====== Dataset content
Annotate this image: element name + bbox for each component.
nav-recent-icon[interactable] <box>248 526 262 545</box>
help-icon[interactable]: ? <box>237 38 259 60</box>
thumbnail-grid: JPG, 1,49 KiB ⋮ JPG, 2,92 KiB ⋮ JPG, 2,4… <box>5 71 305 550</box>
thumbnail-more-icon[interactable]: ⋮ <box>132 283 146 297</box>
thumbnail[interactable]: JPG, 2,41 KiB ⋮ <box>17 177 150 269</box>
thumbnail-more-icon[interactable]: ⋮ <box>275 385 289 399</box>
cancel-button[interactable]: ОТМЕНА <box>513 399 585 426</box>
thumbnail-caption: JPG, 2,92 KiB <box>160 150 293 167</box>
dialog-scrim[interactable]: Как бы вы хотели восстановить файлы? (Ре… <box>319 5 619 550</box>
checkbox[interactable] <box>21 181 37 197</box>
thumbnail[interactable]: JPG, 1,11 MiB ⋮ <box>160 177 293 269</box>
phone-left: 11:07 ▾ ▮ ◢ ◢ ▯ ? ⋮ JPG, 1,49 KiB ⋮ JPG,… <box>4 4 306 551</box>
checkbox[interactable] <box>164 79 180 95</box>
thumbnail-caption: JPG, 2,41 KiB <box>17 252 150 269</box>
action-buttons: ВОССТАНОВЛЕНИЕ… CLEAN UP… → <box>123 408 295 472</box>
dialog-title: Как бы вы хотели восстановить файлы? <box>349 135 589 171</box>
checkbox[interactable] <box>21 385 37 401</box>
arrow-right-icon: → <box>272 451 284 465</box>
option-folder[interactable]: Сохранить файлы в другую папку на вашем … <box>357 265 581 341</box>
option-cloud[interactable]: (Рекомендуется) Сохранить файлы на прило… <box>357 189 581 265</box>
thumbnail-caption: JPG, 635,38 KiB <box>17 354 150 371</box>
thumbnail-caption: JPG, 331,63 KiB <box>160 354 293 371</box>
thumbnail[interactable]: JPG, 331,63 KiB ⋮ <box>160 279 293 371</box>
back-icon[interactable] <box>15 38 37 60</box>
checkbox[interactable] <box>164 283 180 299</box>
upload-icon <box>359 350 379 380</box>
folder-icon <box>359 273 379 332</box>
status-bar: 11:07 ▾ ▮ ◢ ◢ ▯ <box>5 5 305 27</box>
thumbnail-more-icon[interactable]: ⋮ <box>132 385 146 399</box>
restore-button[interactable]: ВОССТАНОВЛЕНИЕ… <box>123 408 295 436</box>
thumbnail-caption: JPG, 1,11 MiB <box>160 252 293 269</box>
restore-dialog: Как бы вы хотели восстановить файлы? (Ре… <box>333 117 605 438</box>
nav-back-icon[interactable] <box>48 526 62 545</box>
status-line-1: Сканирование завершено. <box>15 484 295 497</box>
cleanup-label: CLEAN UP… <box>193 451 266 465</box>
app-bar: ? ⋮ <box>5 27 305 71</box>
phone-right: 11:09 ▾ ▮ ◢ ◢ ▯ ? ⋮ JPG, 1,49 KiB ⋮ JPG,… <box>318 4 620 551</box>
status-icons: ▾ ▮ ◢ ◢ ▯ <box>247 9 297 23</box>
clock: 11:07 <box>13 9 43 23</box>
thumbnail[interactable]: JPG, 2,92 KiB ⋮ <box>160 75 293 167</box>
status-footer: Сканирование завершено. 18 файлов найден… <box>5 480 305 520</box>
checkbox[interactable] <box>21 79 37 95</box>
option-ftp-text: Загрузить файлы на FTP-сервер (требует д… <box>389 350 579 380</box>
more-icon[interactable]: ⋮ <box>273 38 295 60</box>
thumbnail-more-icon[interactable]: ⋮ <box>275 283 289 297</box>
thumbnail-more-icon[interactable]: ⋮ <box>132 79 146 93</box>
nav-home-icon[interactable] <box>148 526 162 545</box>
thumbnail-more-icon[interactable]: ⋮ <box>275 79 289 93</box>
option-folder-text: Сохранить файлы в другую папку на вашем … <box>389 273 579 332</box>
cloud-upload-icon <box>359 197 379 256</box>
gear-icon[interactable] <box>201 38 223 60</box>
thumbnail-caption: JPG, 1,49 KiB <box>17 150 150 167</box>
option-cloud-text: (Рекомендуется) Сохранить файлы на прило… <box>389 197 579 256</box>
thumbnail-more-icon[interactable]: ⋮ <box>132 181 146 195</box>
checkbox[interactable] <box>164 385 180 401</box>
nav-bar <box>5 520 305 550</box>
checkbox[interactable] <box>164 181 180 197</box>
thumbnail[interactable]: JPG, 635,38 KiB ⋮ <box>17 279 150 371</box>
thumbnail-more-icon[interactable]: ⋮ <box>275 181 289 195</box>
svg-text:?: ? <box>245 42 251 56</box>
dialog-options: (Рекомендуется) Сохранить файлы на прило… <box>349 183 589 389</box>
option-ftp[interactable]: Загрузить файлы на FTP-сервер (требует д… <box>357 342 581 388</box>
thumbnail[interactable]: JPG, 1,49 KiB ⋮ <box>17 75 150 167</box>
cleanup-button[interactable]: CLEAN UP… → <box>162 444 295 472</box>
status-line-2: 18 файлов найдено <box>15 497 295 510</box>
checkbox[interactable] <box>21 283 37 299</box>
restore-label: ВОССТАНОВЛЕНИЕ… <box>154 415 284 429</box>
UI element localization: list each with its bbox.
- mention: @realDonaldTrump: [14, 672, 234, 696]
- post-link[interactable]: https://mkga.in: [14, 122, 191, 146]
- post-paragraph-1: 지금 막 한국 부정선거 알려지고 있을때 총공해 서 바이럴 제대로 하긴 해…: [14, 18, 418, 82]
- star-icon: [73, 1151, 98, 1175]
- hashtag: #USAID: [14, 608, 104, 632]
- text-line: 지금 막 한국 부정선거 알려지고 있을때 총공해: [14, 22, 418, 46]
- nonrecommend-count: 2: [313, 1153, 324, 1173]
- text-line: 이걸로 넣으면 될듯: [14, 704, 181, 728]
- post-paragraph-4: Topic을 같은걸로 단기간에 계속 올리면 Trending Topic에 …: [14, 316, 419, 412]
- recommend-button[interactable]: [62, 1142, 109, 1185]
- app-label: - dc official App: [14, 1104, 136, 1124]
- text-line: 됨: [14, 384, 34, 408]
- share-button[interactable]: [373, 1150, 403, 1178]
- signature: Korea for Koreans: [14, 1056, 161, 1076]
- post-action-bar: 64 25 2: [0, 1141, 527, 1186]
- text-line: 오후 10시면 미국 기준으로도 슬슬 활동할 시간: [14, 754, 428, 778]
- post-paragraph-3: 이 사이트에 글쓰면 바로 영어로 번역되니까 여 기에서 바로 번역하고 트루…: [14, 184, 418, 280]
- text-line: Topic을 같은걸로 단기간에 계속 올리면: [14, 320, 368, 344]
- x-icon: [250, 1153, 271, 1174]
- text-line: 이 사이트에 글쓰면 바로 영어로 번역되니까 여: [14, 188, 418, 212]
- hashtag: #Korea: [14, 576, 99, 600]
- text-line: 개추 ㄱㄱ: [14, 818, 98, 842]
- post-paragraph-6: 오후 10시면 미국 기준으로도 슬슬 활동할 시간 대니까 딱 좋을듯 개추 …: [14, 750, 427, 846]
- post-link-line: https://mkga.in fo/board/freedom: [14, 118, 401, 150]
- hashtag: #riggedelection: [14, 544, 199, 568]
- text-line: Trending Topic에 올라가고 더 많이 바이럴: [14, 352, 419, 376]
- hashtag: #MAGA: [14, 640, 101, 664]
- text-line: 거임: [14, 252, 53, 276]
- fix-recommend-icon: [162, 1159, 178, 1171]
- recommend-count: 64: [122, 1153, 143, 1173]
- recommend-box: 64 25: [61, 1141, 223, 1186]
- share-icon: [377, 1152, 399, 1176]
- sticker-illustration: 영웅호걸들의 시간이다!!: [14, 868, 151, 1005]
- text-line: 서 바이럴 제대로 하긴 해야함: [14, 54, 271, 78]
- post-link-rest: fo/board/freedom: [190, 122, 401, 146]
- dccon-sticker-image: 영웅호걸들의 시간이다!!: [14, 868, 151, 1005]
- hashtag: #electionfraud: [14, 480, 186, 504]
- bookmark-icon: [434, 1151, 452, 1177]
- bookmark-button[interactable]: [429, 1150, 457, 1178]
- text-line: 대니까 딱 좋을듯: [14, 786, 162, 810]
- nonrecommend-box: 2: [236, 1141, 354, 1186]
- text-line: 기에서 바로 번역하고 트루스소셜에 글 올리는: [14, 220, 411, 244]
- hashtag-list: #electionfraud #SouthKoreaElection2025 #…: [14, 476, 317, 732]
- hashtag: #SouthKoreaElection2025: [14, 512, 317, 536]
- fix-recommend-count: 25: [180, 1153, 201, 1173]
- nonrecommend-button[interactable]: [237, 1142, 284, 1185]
============
# Stated goal
Starting with the first of the rows and ending with the line that contains "thumbnail-caption: JPG, 2,41", render those lines as a numbered list, leaving out any blank lines.

# Answer to this task
1. Annotate this image: element name + bbox for each component.
2. nav-recent-icon[interactable] <box>248 526 262 545</box>
3. help-icon[interactable]: ? <box>237 38 259 60</box>
4. thumbnail-grid: JPG, 1,49 KiB ⋮ JPG, 2,92 KiB ⋮ JPG, 2,4… <box>5 71 305 550</box>
5. thumbnail-more-icon[interactable]: ⋮ <box>132 283 146 297</box>
6. thumbnail[interactable]: JPG, 2,41 KiB ⋮ <box>17 177 150 269</box>
7. thumbnail-more-icon[interactable]: ⋮ <box>275 385 289 399</box>
8. cancel-button[interactable]: ОТМЕНА <box>513 399 585 426</box>
9. thumbnail-caption: JPG, 2,92 KiB <box>160 150 293 167</box>
10. dialog-scrim[interactable]: Как бы вы хотели восстановить файлы? (Ре… <box>319 5 619 550</box>
11. checkbox[interactable] <box>21 181 37 197</box>
12. thumbnail[interactable]: JPG, 1,11 MiB ⋮ <box>160 177 293 269</box>
13. phone-left: 11:07 ▾ ▮ ◢ ◢ ▯ ? ⋮ JPG, 1,49 KiB ⋮ JPG,… <box>4 4 306 551</box>
14. checkbox[interactable] <box>164 79 180 95</box>
15. thumbnail-caption: JPG, 2,41 KiB <box>17 252 150 269</box>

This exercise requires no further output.